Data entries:
--------------------------------------------------
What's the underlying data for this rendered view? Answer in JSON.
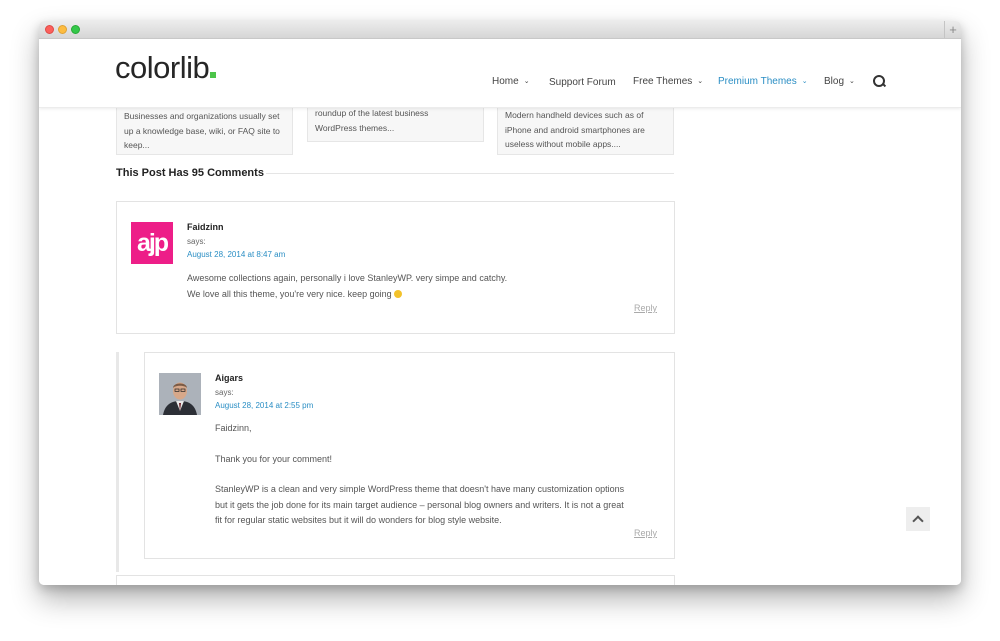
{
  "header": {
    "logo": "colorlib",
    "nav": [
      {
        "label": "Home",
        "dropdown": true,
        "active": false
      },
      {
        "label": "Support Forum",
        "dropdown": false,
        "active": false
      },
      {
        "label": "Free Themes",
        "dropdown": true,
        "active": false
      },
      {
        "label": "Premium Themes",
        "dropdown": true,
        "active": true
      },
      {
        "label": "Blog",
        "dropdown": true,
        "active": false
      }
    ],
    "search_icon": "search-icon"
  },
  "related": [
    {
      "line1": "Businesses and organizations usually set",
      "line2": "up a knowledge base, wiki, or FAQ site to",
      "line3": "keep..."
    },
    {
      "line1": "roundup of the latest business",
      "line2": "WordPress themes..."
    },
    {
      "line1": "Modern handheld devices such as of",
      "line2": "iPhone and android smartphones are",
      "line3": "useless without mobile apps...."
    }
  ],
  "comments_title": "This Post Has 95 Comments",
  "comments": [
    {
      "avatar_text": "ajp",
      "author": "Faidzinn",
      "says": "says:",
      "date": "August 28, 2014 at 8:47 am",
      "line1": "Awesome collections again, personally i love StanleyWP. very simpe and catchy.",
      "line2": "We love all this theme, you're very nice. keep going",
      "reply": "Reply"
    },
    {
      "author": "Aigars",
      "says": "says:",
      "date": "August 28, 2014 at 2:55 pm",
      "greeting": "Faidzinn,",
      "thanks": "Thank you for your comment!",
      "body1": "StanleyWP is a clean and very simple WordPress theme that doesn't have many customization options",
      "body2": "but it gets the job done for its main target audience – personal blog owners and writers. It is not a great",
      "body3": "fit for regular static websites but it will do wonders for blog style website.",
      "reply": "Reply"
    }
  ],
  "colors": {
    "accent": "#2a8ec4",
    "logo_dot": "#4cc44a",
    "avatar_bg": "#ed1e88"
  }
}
--------------------------------------------------
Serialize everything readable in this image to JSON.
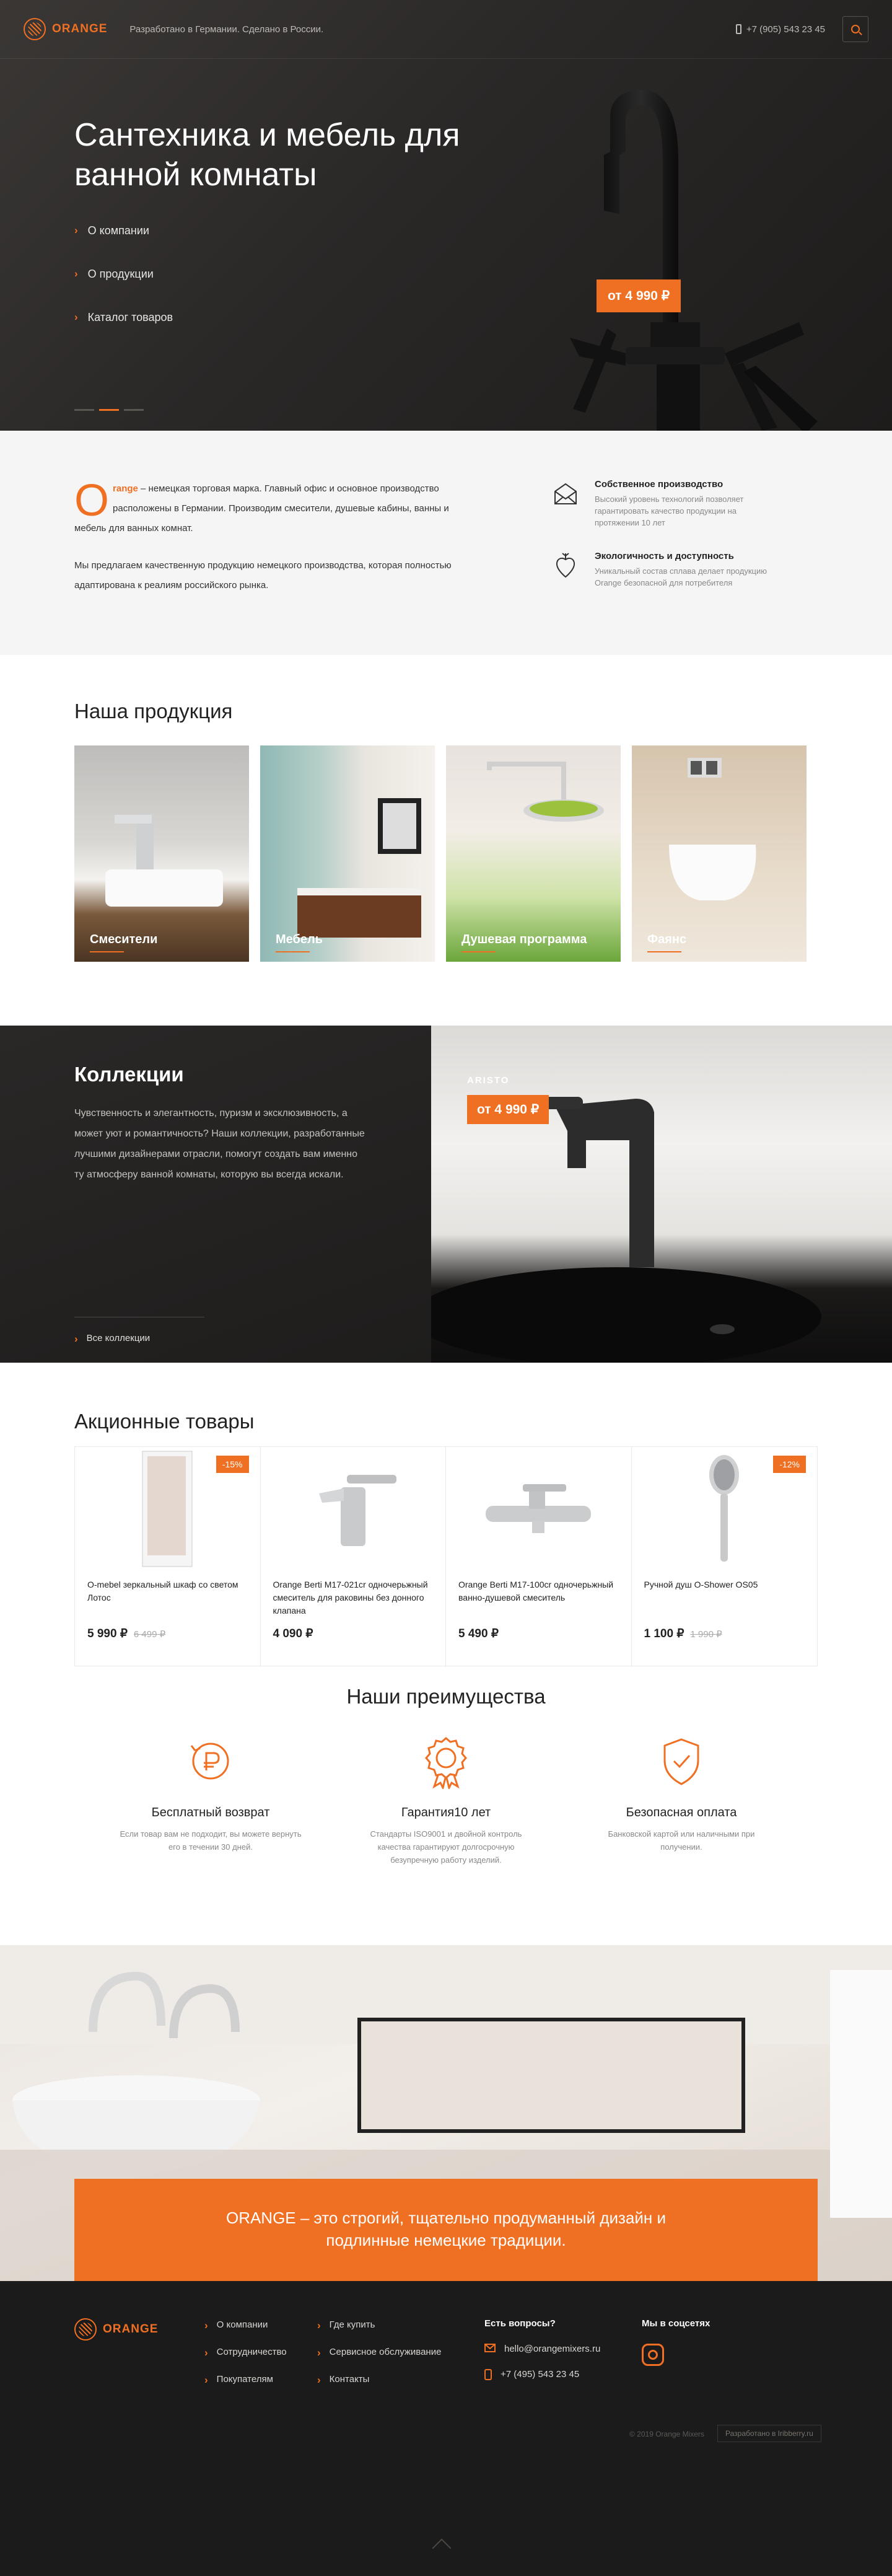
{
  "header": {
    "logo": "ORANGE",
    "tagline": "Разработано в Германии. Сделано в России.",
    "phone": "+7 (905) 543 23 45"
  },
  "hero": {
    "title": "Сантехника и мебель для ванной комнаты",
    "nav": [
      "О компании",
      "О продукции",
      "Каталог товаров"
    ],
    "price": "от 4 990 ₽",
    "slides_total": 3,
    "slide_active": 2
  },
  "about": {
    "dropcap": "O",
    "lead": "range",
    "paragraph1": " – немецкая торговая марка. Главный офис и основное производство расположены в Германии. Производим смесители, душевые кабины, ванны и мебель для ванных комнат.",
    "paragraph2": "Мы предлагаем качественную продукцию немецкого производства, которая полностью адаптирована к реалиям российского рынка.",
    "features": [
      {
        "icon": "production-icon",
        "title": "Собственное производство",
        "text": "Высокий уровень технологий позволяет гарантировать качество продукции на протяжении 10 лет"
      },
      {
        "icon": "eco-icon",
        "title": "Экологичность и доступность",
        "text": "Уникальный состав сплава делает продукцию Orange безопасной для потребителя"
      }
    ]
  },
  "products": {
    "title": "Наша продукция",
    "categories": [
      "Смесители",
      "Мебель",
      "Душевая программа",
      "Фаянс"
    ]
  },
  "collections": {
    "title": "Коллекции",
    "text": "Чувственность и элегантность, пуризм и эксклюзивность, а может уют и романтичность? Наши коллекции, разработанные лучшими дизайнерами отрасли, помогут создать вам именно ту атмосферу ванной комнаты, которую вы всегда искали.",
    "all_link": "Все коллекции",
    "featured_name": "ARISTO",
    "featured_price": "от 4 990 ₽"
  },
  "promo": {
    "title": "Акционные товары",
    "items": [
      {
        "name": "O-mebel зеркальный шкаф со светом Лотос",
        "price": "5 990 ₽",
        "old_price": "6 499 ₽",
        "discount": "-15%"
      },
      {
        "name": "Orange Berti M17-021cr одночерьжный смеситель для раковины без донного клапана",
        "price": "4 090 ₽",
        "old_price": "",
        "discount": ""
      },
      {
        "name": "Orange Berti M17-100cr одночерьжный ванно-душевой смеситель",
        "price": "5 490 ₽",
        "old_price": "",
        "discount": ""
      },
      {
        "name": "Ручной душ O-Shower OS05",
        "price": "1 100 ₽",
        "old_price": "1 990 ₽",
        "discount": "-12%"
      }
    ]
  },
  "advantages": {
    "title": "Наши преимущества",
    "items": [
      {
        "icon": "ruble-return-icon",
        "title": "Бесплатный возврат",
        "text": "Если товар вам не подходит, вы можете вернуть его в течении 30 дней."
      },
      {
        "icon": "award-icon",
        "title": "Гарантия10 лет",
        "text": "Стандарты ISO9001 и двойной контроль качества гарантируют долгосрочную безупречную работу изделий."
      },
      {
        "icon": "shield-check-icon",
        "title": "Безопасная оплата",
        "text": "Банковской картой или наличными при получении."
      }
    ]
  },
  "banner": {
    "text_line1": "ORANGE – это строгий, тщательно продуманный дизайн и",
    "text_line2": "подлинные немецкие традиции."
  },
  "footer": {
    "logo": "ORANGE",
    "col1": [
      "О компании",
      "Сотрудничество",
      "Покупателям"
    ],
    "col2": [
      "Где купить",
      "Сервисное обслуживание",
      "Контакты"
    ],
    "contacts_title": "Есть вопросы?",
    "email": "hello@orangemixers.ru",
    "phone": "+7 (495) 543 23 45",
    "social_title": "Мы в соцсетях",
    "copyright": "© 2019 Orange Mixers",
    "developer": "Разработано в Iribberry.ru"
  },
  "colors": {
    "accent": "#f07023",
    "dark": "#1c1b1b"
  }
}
--------------------------------------------------
> **AIM**: Copy, from the material, each line that holds the string "discount".

> **ANSWER**:
        "discount": "-15%"
        "discount": ""
        "discount": ""
        "discount": "-12%"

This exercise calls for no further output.